* Aim: Copy every line of the data in which the word "name" occurs.

* Listing:

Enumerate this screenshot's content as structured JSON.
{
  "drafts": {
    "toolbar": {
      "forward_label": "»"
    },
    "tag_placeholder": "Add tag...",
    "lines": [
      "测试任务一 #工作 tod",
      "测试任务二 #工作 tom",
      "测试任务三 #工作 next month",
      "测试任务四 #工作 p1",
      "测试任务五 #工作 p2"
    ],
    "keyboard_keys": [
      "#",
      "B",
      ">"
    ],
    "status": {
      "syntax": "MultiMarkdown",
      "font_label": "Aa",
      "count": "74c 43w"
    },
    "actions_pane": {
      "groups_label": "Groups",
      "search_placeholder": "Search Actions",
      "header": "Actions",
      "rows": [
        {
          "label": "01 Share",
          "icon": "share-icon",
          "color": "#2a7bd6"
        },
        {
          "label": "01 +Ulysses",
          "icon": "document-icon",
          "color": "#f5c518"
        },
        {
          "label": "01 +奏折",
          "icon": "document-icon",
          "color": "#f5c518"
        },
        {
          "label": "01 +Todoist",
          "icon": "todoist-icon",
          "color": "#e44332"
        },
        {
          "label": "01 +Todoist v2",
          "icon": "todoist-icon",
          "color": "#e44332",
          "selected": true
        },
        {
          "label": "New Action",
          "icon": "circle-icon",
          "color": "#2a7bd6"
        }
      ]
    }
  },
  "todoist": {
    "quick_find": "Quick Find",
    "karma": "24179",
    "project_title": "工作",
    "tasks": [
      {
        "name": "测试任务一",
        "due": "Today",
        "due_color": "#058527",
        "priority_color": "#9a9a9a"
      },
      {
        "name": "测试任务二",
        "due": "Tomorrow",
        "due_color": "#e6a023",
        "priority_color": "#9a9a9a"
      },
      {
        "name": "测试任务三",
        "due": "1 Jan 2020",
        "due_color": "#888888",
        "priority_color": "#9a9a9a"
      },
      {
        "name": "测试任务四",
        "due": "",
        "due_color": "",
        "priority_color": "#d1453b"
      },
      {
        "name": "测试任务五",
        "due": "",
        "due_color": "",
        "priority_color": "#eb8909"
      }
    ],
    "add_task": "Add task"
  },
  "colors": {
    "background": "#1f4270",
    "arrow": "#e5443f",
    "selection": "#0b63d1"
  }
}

* Solution for this problem:
        "name": "测试任务一",
        "name": "测试任务二",
        "name": "测试任务三",
        "name": "测试任务四",
        "name": "测试任务五",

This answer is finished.